TASK: From the data below, give the number of lines holding the word "culture", with nothing else added.

MATERIAL PROVIDED:
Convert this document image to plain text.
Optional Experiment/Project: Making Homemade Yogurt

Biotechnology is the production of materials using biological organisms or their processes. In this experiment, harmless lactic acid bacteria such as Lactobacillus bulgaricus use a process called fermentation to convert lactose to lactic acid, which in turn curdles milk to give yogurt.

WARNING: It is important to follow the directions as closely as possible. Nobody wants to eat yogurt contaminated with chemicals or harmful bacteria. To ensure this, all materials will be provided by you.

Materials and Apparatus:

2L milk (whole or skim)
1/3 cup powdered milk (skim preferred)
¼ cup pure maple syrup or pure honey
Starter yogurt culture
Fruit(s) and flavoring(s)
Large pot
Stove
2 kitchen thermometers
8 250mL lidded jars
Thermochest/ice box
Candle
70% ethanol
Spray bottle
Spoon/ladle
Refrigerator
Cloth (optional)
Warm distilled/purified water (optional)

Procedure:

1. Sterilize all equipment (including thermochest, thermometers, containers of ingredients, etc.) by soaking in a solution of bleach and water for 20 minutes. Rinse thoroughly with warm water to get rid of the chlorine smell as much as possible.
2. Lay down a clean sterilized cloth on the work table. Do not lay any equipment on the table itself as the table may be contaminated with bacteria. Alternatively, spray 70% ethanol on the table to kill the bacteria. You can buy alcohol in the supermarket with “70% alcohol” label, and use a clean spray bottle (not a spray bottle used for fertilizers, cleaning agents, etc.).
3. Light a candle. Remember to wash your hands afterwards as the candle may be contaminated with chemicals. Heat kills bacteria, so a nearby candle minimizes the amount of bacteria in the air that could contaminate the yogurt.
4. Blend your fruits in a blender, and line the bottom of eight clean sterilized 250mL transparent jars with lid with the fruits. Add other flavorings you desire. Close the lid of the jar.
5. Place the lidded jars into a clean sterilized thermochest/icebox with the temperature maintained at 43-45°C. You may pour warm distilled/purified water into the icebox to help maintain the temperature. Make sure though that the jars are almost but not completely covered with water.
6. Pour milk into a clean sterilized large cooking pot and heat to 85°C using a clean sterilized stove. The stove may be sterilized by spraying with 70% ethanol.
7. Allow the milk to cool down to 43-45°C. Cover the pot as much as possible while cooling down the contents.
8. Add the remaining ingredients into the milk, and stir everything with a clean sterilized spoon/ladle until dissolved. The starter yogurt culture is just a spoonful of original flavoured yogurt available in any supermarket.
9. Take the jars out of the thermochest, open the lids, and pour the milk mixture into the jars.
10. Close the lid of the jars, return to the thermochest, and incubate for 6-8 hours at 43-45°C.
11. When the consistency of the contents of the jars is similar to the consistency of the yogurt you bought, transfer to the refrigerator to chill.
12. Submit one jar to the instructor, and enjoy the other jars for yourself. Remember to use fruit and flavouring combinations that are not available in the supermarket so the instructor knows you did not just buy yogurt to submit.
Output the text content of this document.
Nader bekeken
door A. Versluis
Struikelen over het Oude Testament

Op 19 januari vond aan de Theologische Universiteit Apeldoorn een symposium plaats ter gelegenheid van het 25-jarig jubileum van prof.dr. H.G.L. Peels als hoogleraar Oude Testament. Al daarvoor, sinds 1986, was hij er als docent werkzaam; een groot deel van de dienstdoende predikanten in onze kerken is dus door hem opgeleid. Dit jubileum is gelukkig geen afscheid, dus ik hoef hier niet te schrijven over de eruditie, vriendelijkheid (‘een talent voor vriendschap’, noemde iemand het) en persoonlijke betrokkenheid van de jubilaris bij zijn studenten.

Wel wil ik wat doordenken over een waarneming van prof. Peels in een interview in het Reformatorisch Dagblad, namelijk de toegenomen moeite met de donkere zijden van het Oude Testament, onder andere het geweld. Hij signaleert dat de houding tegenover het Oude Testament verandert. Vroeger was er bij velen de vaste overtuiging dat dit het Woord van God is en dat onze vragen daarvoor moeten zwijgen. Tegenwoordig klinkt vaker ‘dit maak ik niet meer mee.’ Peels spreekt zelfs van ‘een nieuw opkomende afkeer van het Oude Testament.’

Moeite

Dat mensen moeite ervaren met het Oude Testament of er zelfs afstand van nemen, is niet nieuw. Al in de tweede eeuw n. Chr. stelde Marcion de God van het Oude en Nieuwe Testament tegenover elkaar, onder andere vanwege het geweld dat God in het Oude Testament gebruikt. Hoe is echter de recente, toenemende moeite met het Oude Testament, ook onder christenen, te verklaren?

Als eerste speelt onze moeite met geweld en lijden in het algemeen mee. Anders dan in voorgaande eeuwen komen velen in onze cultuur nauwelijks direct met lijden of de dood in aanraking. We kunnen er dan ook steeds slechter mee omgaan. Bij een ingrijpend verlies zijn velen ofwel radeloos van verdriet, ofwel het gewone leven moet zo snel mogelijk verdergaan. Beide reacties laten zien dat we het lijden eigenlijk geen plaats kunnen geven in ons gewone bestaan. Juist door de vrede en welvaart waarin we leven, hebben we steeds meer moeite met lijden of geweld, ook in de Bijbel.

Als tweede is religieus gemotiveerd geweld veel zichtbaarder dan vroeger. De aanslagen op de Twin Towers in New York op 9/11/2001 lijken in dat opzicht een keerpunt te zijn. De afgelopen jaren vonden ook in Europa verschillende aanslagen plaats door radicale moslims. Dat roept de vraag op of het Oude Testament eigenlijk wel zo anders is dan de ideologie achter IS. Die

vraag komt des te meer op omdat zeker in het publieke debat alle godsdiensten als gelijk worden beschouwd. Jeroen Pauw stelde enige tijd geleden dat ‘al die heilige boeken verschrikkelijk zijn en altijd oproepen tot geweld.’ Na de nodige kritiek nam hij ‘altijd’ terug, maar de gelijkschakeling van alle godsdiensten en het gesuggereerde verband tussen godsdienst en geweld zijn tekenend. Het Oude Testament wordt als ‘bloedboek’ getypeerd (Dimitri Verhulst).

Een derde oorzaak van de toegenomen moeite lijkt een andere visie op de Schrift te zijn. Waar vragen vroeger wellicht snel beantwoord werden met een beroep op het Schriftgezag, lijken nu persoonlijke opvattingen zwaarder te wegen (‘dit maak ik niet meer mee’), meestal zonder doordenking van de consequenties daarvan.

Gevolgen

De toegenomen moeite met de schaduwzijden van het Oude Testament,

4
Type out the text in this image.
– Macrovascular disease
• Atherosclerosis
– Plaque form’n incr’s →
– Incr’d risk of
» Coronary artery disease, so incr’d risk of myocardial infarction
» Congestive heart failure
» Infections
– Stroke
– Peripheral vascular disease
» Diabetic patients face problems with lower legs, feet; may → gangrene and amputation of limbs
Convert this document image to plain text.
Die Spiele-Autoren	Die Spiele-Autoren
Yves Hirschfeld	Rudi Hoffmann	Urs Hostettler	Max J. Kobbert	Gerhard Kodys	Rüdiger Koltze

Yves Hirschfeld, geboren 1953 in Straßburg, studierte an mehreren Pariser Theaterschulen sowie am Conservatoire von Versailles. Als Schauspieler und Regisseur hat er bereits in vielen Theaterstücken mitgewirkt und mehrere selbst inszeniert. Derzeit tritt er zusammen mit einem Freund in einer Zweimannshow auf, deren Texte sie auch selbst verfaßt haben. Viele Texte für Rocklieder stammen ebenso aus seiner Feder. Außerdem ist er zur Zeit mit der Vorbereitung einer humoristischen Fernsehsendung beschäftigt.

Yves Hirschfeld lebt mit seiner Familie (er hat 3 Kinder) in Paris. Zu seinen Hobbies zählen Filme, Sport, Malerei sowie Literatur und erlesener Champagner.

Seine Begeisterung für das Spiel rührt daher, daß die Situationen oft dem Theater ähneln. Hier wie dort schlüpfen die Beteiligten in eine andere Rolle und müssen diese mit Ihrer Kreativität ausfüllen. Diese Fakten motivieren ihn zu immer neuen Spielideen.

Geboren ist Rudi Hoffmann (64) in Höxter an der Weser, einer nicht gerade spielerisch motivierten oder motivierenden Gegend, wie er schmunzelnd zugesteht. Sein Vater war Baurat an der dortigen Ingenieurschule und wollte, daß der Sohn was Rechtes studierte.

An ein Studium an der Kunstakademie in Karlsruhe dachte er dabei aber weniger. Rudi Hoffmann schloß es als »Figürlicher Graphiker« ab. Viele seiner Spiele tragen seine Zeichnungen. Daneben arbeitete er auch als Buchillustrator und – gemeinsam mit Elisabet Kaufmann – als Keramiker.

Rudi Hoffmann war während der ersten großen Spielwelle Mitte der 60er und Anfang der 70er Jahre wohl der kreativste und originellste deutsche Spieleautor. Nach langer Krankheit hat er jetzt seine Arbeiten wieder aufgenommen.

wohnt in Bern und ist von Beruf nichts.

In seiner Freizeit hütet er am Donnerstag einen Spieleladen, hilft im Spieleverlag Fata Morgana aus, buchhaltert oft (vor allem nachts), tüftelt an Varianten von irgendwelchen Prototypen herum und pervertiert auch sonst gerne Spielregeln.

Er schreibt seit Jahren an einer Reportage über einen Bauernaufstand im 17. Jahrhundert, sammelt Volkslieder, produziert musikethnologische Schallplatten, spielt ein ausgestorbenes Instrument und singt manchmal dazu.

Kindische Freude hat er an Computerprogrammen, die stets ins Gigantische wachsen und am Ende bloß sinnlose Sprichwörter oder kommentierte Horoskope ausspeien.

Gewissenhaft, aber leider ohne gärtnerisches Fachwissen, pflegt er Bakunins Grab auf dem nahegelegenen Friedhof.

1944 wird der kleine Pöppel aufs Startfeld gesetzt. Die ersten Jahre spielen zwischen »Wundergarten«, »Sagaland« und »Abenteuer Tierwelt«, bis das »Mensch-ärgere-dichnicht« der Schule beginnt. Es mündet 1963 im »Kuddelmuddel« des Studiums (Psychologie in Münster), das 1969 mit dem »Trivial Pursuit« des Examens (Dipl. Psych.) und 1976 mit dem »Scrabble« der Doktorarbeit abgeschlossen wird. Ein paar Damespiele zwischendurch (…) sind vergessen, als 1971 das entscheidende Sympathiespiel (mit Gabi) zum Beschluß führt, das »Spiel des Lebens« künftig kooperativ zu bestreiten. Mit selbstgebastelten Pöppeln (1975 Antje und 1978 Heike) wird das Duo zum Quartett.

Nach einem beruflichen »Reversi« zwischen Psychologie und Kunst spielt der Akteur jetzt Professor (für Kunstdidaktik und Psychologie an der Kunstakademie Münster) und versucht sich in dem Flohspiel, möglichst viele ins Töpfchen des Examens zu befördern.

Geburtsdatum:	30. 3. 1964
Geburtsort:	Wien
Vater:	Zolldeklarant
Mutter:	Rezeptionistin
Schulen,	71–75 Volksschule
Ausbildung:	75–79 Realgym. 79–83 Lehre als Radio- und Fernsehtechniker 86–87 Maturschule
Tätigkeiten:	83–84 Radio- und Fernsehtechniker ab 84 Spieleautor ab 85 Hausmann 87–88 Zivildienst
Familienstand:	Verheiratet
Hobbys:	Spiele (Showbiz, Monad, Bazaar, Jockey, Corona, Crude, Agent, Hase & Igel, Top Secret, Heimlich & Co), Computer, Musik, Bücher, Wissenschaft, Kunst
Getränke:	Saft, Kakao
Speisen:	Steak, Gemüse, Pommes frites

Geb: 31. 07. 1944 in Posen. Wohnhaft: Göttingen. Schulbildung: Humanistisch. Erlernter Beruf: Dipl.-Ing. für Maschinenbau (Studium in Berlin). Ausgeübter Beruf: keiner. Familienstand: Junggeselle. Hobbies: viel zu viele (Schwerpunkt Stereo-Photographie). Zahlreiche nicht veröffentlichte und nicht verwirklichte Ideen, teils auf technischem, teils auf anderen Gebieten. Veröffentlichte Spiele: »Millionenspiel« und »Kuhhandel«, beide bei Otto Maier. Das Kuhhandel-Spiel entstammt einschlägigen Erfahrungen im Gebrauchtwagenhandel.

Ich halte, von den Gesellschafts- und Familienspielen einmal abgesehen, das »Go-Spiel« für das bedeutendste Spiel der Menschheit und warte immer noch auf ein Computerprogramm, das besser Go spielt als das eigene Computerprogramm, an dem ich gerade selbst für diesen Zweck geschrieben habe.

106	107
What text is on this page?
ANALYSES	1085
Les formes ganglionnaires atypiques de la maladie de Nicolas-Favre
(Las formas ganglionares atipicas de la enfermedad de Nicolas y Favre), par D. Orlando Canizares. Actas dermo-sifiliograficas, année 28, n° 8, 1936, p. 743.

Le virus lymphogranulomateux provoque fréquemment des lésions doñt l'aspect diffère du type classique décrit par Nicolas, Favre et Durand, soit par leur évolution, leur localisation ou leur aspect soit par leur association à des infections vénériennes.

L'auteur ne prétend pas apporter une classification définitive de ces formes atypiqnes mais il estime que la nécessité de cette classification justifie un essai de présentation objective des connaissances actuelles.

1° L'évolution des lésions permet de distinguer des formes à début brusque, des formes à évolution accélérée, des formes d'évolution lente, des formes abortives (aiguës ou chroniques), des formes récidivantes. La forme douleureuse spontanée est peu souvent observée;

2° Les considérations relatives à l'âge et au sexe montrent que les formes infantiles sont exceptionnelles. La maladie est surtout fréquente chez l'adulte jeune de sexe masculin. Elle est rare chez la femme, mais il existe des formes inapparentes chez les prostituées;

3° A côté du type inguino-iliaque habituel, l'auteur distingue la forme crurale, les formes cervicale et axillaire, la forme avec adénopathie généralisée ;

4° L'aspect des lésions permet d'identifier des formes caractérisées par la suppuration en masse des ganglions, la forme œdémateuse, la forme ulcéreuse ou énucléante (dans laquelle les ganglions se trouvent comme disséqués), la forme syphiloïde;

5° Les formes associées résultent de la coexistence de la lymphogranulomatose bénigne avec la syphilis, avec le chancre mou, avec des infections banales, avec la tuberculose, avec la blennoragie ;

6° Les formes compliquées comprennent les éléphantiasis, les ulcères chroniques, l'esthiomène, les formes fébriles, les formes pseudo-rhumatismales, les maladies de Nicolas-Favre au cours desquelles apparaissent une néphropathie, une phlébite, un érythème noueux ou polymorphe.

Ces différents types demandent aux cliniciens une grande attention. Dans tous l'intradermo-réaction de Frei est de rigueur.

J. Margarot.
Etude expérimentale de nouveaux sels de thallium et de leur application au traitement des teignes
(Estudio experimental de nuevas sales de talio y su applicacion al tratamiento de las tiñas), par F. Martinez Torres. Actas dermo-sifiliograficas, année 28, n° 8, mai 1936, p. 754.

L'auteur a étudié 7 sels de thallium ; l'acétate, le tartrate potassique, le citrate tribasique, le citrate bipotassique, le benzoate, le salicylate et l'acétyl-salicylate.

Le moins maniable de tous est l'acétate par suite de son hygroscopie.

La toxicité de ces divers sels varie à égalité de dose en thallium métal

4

OUTPUT FOR THIS TASK: 2